Problem details - Convert the material below into a Markdown table with two columns, No. and Entry. Number each line in No., place the line itself in Entry, and omit any blank lines.

==*==

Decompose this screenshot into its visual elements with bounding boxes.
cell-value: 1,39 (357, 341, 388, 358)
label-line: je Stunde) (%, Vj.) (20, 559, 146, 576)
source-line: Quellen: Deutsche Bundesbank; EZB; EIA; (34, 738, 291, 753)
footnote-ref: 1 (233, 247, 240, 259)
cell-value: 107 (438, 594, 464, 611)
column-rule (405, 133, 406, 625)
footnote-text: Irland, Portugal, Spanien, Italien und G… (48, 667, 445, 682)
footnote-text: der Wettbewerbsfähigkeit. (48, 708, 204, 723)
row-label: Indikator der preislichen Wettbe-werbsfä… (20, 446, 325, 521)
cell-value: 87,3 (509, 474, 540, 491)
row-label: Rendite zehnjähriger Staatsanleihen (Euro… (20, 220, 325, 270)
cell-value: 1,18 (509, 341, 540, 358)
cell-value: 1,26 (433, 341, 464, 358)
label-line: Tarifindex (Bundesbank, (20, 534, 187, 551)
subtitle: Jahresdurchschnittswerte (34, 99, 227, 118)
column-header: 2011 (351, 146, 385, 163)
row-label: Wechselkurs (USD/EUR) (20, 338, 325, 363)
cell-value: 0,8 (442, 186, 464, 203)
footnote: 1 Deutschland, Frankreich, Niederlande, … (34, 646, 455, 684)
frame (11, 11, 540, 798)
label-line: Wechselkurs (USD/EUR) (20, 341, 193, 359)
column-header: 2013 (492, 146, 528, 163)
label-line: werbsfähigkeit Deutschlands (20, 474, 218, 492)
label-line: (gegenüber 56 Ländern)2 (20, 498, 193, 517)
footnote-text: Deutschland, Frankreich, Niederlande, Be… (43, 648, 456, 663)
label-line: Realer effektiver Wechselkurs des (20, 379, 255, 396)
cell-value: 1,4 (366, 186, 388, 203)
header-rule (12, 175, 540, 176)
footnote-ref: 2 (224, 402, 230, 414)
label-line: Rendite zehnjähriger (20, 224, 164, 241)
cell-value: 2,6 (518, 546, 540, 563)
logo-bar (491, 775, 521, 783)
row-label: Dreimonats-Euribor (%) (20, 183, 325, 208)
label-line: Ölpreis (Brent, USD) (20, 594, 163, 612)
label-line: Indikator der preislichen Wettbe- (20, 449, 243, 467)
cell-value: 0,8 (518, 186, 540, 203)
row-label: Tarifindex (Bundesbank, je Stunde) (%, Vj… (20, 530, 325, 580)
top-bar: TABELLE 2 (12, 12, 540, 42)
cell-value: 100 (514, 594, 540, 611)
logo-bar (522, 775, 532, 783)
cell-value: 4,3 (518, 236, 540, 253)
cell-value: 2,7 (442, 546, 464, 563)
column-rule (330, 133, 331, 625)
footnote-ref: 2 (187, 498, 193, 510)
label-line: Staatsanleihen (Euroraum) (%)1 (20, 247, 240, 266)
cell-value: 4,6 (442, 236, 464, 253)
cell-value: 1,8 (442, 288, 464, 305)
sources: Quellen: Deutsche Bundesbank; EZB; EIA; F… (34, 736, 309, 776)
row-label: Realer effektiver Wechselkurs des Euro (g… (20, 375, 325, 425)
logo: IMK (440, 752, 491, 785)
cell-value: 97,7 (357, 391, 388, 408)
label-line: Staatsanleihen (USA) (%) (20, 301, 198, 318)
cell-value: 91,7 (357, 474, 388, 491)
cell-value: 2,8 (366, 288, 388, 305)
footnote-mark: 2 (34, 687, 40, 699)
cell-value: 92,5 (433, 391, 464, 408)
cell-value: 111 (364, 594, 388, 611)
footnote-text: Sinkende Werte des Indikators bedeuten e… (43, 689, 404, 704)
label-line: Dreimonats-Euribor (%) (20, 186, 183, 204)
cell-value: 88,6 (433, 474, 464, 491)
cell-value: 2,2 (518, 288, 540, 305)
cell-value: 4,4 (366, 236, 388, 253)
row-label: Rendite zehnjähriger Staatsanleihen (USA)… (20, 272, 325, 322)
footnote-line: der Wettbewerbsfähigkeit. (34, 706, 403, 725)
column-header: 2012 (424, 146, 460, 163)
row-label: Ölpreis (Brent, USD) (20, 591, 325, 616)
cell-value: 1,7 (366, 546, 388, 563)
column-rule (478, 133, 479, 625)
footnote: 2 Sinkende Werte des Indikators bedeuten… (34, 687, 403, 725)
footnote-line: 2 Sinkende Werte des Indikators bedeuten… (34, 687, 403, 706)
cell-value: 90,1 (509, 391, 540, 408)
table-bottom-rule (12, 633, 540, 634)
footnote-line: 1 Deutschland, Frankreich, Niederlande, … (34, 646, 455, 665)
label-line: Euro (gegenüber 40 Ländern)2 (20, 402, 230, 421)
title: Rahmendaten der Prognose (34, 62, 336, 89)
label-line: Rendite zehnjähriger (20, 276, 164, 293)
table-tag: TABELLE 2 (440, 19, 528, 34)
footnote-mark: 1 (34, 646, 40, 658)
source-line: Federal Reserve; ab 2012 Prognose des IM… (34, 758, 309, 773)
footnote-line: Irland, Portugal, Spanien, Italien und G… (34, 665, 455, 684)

==*==

Completed exercise -
| No. | Entry |
|---|---|
| 1 | Decompose this screenshot into its visual elements with bounding boxes. |
| 2 | cell-value: 1,39 (357, 341, 388, 358) |
| 3 | label-line: je Stunde) (%, Vj.) (20, 559, 146, 576) |
| 4 | source-line: Quellen: Deutsche Bundesbank; EZB; EIA; (34, 738, 291, 753) |
| 5 | footnote-ref: 1 (233, 247, 240, 259) |
| 6 | cell-value: 107 (438, 594, 464, 611) |
| 7 | column-rule (405, 133, 406, 625) |
| 8 | footnote-text: Irland, Portugal, Spanien, Italien und G… (48, 667, 445, 682) |
| 9 | footnote-text: der Wettbewerbsfähigkeit. (48, 708, 204, 723) |
| 10 | row-label: Indikator der preislichen Wettbe-werbsfä… (20, 446, 325, 521) |
| 11 | cell-value: 87,3 (509, 474, 540, 491) |
| 12 | row-label: Rendite zehnjähriger Staatsanleihen (Euro… (20, 220, 325, 270) |
| 13 | cell-value: 1,18 (509, 341, 540, 358) |
| 14 | cell-value: 1,26 (433, 341, 464, 358) |
| 15 | label-line: Tarifindex (Bundesbank, (20, 534, 187, 551) |
| 16 | subtitle: Jahresdurchschnittswerte (34, 99, 227, 118) |
| 17 | column-header: 2011 (351, 146, 385, 163) |
| 18 | row-label: Wechselkurs (USD/EUR) (20, 338, 325, 363) |
| 19 | cell-value: 0,8 (442, 186, 464, 203) |
| 20 | footnote: 1 Deutschland, Frankreich, Niederlande, … (34, 646, 455, 684) |
| 21 | frame (11, 11, 540, 798) |
| 22 | label-line: Wechselkurs (USD/EUR) (20, 341, 193, 359) |
| 23 | column-header: 2013 (492, 146, 528, 163) |
| 24 | label-line: werbsfähigkeit Deutschlands (20, 474, 218, 492) |
| 25 | label-line: (gegenüber 56 Ländern)2 (20, 498, 193, 517) |
| 26 | footnote-text: Deutschland, Frankreich, Niederlande, Be… (43, 648, 456, 663) |
| 27 | label-line: Realer effektiver Wechselkurs des (20, 379, 255, 396) |
| 28 | cell-value: 1,4 (366, 186, 388, 203) |
| 29 | header-rule (12, 175, 540, 176) |
| 30 | footnote-ref: 2 (224, 402, 230, 414) |
| 31 | label-line: Rendite zehnjähriger (20, 224, 164, 241) |
| 32 | cell-value: 2,6 (518, 546, 540, 563) |
| 33 | logo-bar (491, 775, 521, 783) |
| 34 | row-label: Dreimonats-Euribor (%) (20, 183, 325, 208) |
| 35 | label-line: Ölpreis (Brent, USD) (20, 594, 163, 612) |
| 36 | label-line: Indikator der preislichen Wettbe- (20, 449, 243, 467) |
| 37 | cell-value: 0,8 (518, 186, 540, 203) |
| 38 | row-label: Tarifindex (Bundesbank, je Stunde) (%, Vj… (20, 530, 325, 580) |
| 39 | top-bar: TABELLE 2 (12, 12, 540, 42) |
| 40 | cell-value: 100 (514, 594, 540, 611) |
| 41 | logo-bar (522, 775, 532, 783) |
| 42 | cell-value: 4,3 (518, 236, 540, 253) |
| 43 | cell-value: 2,7 (442, 546, 464, 563) |
| 44 | column-rule (330, 133, 331, 625) |
| 45 | footnote-ref: 2 (187, 498, 193, 510) |
| 46 | label-line: Staatsanleihen (Euroraum) (%)1 (20, 247, 240, 266) |
| 47 | cell-value: 4,6 (442, 236, 464, 253) |
| 48 | cell-value: 1,8 (442, 288, 464, 305) |
| 49 | sources: Quellen: Deutsche Bundesbank; EZB; EIA; F… (34, 736, 309, 776) |
| 50 | row-label: Realer effektiver Wechselkurs des Euro (g… (20, 375, 325, 425) |
| 51 | logo: IMK (440, 752, 491, 785) |
| 52 | cell-value: 97,7 (357, 391, 388, 408) |
| 53 | label-line: Staatsanleihen (USA) (%) (20, 301, 198, 318) |
| 54 | cell-value: 91,7 (357, 474, 388, 491) |
| 55 | cell-value: 2,8 (366, 288, 388, 305) |
| 56 | footnote-mark: 2 (34, 687, 40, 699) |
| 57 | cell-value: 92,5 (433, 391, 464, 408) |
| 58 | cell-value: 111 (364, 594, 388, 611) |
| 59 | footnote-text: Sinkende Werte des Indikators bedeuten e… (43, 689, 404, 704) |
| 60 | label-line: Dreimonats-Euribor (%) (20, 186, 183, 204) |
| 61 | cell-value: 88,6 (433, 474, 464, 491) |
| 62 | cell-value: 2,2 (518, 288, 540, 305) |
| 63 | cell-value: 4,4 (366, 236, 388, 253) |
| 64 | row-label: Rendite zehnjähriger Staatsanleihen (USA)… (20, 272, 325, 322) |
| 65 | footnote-line: der Wettbewerbsfähigkeit. (34, 706, 403, 725) |
| 66 | column-header: 2012 (424, 146, 460, 163) |
| 67 | row-label: Ölpreis (Brent, USD) (20, 591, 325, 616) |
| 68 | cell-value: 1,7 (366, 546, 388, 563) |
| 69 | column-rule (478, 133, 479, 625) |
| 70 | footnote: 2 Sinkende Werte des Indikators bedeuten… (34, 687, 403, 725) |
| 71 | footnote-line: 2 Sinkende Werte des Indikators bedeuten… (34, 687, 403, 706) |
| 72 | cell-value: 90,1 (509, 391, 540, 408) |
| 73 | table-bottom-rule (12, 633, 540, 634) |
| 74 | footnote-line: 1 Deutschland, Frankreich, Niederlande, … (34, 646, 455, 665) |
| 75 | label-line: Euro (gegenüber 40 Ländern)2 (20, 402, 230, 421) |
| 76 | title: Rahmendaten der Prognose (34, 62, 336, 89) |
| 77 | label-line: Rendite zehnjähriger (20, 276, 164, 293) |
| 78 | table-tag: TABELLE 2 (440, 19, 528, 34) |
| 79 | footnote-mark: 1 (34, 646, 40, 658) |
| 80 | source-line: Federal Reserve; ab 2012 Prognose des IM… (34, 758, 309, 773) |
| 81 | footnote-line: Irland, Portugal, Spanien, Italien und G… (34, 665, 455, 684) |